**Brief:** Output every entry exactly as given.

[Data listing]
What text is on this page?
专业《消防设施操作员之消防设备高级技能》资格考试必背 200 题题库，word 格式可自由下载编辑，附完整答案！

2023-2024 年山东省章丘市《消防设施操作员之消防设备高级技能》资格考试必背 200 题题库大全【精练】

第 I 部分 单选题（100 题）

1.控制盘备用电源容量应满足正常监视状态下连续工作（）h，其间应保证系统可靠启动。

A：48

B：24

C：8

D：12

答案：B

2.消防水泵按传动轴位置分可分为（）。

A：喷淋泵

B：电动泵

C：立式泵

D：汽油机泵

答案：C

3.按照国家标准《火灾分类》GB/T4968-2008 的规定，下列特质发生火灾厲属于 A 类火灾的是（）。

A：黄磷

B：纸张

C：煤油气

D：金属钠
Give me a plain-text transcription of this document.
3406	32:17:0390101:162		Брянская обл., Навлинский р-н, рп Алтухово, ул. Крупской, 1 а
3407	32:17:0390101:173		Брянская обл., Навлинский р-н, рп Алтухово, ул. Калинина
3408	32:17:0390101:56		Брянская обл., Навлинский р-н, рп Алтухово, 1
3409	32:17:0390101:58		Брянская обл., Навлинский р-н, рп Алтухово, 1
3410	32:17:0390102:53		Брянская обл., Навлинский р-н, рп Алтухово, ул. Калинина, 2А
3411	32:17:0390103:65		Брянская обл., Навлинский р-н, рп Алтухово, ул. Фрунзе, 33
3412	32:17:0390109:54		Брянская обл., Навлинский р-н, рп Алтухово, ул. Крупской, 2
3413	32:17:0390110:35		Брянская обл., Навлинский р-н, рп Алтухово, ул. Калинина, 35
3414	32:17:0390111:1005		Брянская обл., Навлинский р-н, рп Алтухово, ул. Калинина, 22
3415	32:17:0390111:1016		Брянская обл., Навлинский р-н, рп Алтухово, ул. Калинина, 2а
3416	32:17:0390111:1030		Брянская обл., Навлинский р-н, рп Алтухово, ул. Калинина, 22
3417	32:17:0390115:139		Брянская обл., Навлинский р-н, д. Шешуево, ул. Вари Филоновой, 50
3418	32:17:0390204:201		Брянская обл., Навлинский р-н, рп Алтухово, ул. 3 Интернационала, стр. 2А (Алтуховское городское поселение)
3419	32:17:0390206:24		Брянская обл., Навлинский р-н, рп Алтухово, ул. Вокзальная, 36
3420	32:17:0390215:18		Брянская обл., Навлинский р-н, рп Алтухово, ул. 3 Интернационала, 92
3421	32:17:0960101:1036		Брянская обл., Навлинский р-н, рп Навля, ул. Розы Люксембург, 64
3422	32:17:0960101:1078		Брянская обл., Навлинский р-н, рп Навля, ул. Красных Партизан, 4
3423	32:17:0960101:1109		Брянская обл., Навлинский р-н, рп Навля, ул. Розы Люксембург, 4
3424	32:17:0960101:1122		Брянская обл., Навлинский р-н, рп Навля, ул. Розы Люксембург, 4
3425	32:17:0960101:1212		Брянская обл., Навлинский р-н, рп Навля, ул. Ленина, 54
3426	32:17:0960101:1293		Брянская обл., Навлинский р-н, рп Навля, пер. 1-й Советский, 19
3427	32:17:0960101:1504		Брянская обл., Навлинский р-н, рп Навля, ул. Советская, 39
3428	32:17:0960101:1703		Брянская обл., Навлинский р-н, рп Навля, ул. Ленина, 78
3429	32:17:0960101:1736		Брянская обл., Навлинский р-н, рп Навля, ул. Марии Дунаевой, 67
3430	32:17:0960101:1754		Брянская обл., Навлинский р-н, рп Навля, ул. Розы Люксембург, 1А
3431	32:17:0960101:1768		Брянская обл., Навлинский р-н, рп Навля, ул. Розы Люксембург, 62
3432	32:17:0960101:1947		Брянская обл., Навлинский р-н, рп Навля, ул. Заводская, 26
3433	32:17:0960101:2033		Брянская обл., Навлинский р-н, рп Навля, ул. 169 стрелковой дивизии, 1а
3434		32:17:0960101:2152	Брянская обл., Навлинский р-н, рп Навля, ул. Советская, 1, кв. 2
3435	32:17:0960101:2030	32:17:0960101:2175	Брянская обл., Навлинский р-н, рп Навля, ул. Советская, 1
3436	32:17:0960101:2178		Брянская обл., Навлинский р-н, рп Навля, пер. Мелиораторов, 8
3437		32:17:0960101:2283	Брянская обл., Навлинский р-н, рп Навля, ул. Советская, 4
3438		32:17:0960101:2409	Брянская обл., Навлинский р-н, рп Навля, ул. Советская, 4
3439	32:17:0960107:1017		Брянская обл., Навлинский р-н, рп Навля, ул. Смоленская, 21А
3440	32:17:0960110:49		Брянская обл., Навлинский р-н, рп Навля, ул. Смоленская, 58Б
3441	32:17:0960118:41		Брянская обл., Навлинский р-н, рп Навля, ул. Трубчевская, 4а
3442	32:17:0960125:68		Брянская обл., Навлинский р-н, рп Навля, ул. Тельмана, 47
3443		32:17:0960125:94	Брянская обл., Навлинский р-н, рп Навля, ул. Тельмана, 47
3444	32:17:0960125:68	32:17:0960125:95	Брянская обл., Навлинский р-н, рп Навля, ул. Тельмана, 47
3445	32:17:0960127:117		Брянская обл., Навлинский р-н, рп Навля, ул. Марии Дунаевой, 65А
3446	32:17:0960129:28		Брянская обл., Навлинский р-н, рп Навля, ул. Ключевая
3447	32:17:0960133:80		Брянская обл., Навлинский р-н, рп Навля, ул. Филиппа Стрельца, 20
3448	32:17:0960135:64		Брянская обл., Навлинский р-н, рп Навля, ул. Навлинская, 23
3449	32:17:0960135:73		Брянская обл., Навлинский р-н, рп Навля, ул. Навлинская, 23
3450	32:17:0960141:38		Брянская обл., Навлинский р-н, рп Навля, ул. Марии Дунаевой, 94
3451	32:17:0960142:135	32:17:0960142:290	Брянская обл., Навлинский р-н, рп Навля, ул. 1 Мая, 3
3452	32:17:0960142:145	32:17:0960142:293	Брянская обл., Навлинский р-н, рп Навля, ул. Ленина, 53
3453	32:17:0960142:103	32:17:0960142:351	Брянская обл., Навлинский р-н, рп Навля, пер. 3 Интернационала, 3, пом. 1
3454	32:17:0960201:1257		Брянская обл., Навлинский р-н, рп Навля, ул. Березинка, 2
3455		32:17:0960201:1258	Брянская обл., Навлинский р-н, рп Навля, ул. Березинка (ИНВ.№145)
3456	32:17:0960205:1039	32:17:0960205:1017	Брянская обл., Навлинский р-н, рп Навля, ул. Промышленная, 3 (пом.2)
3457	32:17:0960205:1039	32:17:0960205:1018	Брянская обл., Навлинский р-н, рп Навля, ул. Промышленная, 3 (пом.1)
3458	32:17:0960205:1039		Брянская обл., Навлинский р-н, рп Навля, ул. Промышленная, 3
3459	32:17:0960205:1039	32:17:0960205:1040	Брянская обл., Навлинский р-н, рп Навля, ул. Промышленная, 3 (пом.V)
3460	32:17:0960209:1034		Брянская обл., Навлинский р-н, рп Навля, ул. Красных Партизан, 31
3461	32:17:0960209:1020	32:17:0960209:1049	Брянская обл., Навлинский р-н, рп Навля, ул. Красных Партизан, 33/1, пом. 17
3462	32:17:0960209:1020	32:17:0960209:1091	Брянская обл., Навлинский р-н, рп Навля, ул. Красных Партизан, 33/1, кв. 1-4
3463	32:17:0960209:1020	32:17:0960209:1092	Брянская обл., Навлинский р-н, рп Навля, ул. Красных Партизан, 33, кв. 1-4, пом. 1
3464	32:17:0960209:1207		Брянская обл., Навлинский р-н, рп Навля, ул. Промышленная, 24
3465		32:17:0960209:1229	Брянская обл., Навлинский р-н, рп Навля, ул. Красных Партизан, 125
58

**Answer to this problem:**
What text is on this page?
专业《消防设施操作员之消防设备高级技能》资格考试必背 200 题题库，word 格式可自由下载编辑，附完整答案！

2023-2024 年山东省章丘市《消防设施操作员之消防设备高级技能》资格考试必背 200 题题库大全【精练】

第 I 部分 单选题（100 题）

1.控制盘备用电源容量应满足正常监视状态下连续工作（）h，其间应保证系统可靠启动。

A：48

B：24

C：8

D：12

答案：B

2.消防水泵按传动轴位置分可分为（）。

A：喷淋泵

B：电动泵

C：立式泵

D：汽油机泵

答案：C

3.按照国家标准《火灾分类》GB/T4968-2008 的规定，下列特质发生火灾厲属于 A 类火灾的是（）。

A：黄磷

B：纸张

C：煤油气

D：金属钠
Give me a plain-text transcription of this document.
3406	32:17:0390101:162		Брянская обл., Навлинский р-н, рп Алтухово, ул. Крупской, 1 а
3407	32:17:0390101:173		Брянская обл., Навлинский р-н, рп Алтухово, ул. Калинина
3408	32:17:0390101:56		Брянская обл., Навлинский р-н, рп Алтухово, 1
3409	32:17:0390101:58		Брянская обл., Навлинский р-н, рп Алтухово, 1
3410	32:17:0390102:53		Брянская обл., Навлинский р-н, рп Алтухово, ул. Калинина, 2А
3411	32:17:0390103:65		Брянская обл., Навлинский р-н, рп Алтухово, ул. Фрунзе, 33
3412	32:17:0390109:54		Брянская обл., Навлинский р-н, рп Алтухово, ул. Крупской, 2
3413	32:17:0390110:35		Брянская обл., Навлинский р-н, рп Алтухово, ул. Калинина, 35
3414	32:17:0390111:1005		Брянская обл., Навлинский р-н, рп Алтухово, ул. Калинина, 22
3415	32:17:0390111:1016		Брянская обл., Навлинский р-н, рп Алтухово, ул. Калинина, 2а
3416	32:17:0390111:1030		Брянская обл., Навлинский р-н, рп Алтухово, ул. Калинина, 22
3417	32:17:0390115:139		Брянская обл., Навлинский р-н, д. Шешуево, ул. Вари Филоновой, 50
3418	32:17:0390204:201		Брянская обл., Навлинский р-н, рп Алтухово, ул. 3 Интернационала, стр. 2А (Алтуховское городское поселение)
3419	32:17:0390206:24		Брянская обл., Навлинский р-н, рп Алтухово, ул. Вокзальная, 36
3420	32:17:0390215:18		Брянская обл., Навлинский р-н, рп Алтухово, ул. 3 Интернационала, 92
3421	32:17:0960101:1036		Брянская обл., Навлинский р-н, рп Навля, ул. Розы Люксембург, 64
3422	32:17:0960101:1078		Брянская обл., Навлинский р-н, рп Навля, ул. Красных Партизан, 4
3423	32:17:0960101:1109		Брянская обл., Навлинский р-н, рп Навля, ул. Розы Люксембург, 4
3424	32:17:0960101:1122		Брянская обл., Навлинский р-н, рп Навля, ул. Розы Люксембург, 4
3425	32:17:0960101:1212		Брянская обл., Навлинский р-н, рп Навля, ул. Ленина, 54
3426	32:17:0960101:1293		Брянская обл., Навлинский р-н, рп Навля, пер. 1-й Советский, 19
3427	32:17:0960101:1504		Брянская обл., Навлинский р-н, рп Навля, ул. Советская, 39
3428	32:17:0960101:1703		Брянская обл., Навлинский р-н, рп Навля, ул. Ленина, 78
3429	32:17:0960101:1736		Брянская обл., Навлинский р-н, рп Навля, ул. Марии Дунаевой, 67
3430	32:17:0960101:1754		Брянская обл., Навлинский р-н, рп Навля, ул. Розы Люксембург, 1А
3431	32:17:0960101:1768		Брянская обл., Навлинский р-н, рп Навля, ул. Розы Люксембург, 62
3432	32:17:0960101:1947		Брянская обл., Навлинский р-н, рп Навля, ул. Заводская, 26
3433	32:17:0960101:2033		Брянская обл., Навлинский р-н, рп Навля, ул. 169 стрелковой дивизии, 1а
3434		32:17:0960101:2152	Брянская обл., Навлинский р-н, рп Навля, ул. Советская, 1, кв. 2
3435	32:17:0960101:2030	32:17:0960101:2175	Брянская обл., Навлинский р-н, рп Навля, ул. Советская, 1
3436	32:17:0960101:2178		Брянская обл., Навлинский р-н, рп Навля, пер. Мелиораторов, 8
3437		32:17:0960101:2283	Брянская обл., Навлинский р-н, рп Навля, ул. Советская, 4
3438		32:17:0960101:2409	Брянская обл., Навлинский р-н, рп Навля, ул. Советская, 4
3439	32:17:0960107:1017		Брянская обл., Навлинский р-н, рп Навля, ул. Смоленская, 21А
3440	32:17:0960110:49		Брянская обл., Навлинский р-н, рп Навля, ул. Смоленская, 58Б
3441	32:17:0960118:41		Брянская обл., Навлинский р-н, рп Навля, ул. Трубчевская, 4а
3442	32:17:0960125:68		Брянская обл., Навлинский р-н, рп Навля, ул. Тельмана, 47
3443		32:17:0960125:94	Брянская обл., Навлинский р-н, рп Навля, ул. Тельмана, 47
3444	32:17:0960125:68	32:17:0960125:95	Брянская обл., Навлинский р-н, рп Навля, ул. Тельмана, 47
3445	32:17:0960127:117		Брянская обл., Навлинский р-н, рп Навля, ул. Марии Дунаевой, 65А
3446	32:17:0960129:28		Брянская обл., Навлинский р-н, рп Навля, ул. Ключевая
3447	32:17:0960133:80		Брянская обл., Навлинский р-н, рп Навля, ул. Филиппа Стрельца, 20
3448	32:17:0960135:64		Брянская обл., Навлинский р-н, рп Навля, ул. Навлинская, 23
3449	32:17:0960135:73		Брянская обл., Навлинский р-н, рп Навля, ул. Навлинская, 23
3450	32:17:0960141:38		Брянская обл., Навлинский р-н, рп Навля, ул. Марии Дунаевой, 94
3451	32:17:0960142:135	32:17:0960142:290	Брянская обл., Навлинский р-н, рп Навля, ул. 1 Мая, 3
3452	32:17:0960142:145	32:17:0960142:293	Брянская обл., Навлинский р-н, рп Навля, ул. Ленина, 53
3453	32:17:0960142:103	32:17:0960142:351	Брянская обл., Навлинский р-н, рп Навля, пер. 3 Интернационала, 3, пом. 1
3454	32:17:0960201:1257		Брянская обл., Навлинский р-н, рп Навля, ул. Березинка, 2
3455		32:17:0960201:1258	Брянская обл., Навлинский р-н, рп Навля, ул. Березинка (ИНВ.№145)
3456	32:17:0960205:1039	32:17:0960205:1017	Брянская обл., Навлинский р-н, рп Навля, ул. Промышленная, 3 (пом.2)
3457	32:17:0960205:1039	32:17:0960205:1018	Брянская обл., Навлинский р-н, рп Навля, ул. Промышленная, 3 (пом.1)
3458	32:17:0960205:1039		Брянская обл., Навлинский р-н, рп Навля, ул. Промышленная, 3
3459	32:17:0960205:1039	32:17:0960205:1040	Брянская обл., Навлинский р-н, рп Навля, ул. Промышленная, 3 (пом.V)
3460	32:17:0960209:1034		Брянская обл., Навлинский р-н, рп Навля, ул. Красных Партизан, 31
3461	32:17:0960209:1020	32:17:0960209:1049	Брянская обл., Навлинский р-н, рп Навля, ул. Красных Партизан, 33/1, пом. 17
3462	32:17:0960209:1020	32:17:0960209:1091	Брянская обл., Навлинский р-н, рп Навля, ул. Красных Партизан, 33/1, кв. 1-4
3463	32:17:0960209:1020	32:17:0960209:1092	Брянская обл., Навлинский р-н, рп Навля, ул. Красных Партизан, 33, кв. 1-4, пом. 1
3464	32:17:0960209:1207		Брянская обл., Навлинский р-н, рп Навля, ул. Промышленная, 24
3465		32:17:0960209:1229	Брянская обл., Навлинский р-н, рп Навля, ул. Красных Партизан, 125
58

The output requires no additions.